## YOUR INSTRUCTIONS
Look through the data below. Collect every line where the word "JSON" occurs.

Saved entries:
——
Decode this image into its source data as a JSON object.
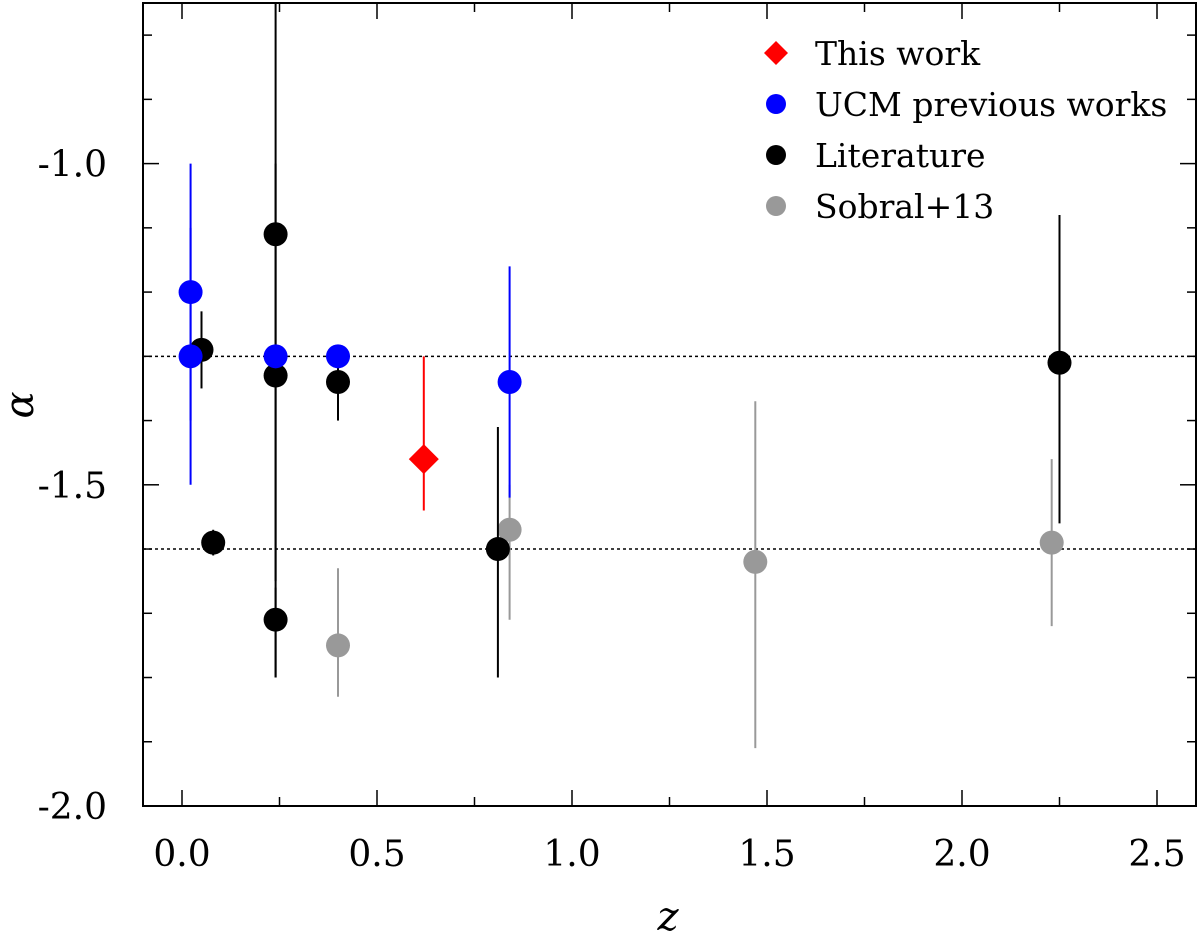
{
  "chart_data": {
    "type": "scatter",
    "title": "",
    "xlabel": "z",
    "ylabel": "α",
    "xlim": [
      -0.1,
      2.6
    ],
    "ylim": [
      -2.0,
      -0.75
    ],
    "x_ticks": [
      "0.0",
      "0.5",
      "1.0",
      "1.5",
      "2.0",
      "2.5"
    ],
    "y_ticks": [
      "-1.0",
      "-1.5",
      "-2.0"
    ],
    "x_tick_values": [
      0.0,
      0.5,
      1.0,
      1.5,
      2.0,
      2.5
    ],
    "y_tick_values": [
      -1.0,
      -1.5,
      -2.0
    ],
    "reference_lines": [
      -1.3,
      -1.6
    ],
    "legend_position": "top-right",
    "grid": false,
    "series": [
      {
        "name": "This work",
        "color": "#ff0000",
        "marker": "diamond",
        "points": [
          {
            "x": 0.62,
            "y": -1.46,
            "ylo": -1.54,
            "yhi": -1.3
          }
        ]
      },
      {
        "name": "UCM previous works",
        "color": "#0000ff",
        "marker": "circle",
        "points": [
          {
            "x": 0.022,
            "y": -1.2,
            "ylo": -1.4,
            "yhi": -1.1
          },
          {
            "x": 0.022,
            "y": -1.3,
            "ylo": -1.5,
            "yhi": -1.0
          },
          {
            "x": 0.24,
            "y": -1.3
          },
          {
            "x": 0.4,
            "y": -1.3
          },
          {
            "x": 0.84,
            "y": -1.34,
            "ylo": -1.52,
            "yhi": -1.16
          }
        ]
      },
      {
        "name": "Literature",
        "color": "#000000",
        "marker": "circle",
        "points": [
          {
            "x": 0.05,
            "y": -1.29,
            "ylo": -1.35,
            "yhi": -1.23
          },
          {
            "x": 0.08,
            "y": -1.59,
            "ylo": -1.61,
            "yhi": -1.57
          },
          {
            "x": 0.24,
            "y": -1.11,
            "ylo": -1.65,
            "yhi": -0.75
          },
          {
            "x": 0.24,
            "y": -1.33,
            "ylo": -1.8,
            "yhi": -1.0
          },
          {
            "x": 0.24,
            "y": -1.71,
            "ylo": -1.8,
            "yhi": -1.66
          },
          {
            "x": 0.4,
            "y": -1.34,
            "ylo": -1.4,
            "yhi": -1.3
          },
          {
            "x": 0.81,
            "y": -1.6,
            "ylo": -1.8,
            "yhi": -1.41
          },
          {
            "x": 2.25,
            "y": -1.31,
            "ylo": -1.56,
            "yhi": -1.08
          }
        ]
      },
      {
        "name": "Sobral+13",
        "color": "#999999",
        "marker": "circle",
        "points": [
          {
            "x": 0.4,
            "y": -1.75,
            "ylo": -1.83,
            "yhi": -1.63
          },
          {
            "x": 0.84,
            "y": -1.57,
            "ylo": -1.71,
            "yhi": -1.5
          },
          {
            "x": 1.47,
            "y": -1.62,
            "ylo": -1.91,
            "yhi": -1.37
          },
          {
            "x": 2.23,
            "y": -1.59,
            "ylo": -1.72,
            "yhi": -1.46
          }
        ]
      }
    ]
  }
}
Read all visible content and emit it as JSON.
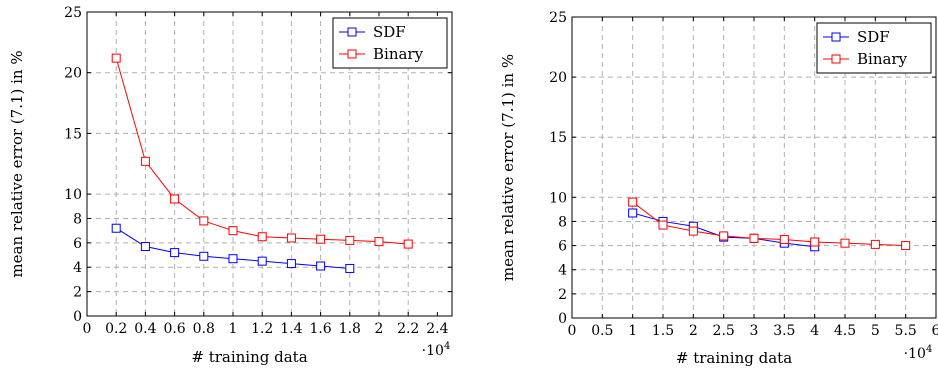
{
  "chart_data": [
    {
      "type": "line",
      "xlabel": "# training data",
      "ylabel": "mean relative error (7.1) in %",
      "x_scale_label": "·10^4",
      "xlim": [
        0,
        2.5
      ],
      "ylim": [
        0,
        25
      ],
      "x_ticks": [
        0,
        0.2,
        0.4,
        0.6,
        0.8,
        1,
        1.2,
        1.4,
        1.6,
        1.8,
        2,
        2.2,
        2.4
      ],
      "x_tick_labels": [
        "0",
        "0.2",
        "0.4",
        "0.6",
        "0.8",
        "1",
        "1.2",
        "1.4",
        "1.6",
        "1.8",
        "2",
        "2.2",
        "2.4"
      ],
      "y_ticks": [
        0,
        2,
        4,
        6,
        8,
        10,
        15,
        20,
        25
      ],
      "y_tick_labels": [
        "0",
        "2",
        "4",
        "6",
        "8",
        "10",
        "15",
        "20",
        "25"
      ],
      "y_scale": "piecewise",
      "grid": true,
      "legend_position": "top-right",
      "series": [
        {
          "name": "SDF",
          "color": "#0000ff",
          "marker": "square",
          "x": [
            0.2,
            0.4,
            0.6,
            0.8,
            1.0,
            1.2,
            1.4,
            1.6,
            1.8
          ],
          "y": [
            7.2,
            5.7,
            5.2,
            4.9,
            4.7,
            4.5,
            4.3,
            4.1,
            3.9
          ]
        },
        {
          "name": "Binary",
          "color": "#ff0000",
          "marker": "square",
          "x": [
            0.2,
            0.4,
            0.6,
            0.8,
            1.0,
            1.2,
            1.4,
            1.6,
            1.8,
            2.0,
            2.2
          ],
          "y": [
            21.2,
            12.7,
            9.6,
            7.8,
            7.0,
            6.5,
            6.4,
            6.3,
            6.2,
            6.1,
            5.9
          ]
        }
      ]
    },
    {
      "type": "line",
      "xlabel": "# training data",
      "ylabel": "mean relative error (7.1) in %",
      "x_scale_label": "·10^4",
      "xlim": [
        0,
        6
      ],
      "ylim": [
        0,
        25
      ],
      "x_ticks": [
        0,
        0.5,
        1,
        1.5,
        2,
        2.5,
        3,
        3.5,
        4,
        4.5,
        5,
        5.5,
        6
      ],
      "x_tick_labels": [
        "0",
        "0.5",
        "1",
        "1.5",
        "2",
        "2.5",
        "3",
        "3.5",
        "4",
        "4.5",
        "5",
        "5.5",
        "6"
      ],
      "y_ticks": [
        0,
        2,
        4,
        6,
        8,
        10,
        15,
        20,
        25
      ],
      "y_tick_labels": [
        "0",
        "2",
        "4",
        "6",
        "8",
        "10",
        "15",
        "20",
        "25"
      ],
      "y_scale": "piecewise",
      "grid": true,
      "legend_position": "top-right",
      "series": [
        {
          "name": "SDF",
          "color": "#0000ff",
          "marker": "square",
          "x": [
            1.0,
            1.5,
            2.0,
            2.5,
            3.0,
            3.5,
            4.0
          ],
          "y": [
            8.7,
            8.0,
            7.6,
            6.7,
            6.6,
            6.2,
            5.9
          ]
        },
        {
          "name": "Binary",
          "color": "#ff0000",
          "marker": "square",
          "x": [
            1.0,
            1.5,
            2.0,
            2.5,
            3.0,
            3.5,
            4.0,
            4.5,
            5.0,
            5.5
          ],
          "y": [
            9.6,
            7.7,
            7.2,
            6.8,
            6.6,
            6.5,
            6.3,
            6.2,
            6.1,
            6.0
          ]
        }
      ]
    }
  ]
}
——
## OUTPUT OF THE TASK
Decode this image into its source data as a JSON object.
Read all visible content and emit it as JSON.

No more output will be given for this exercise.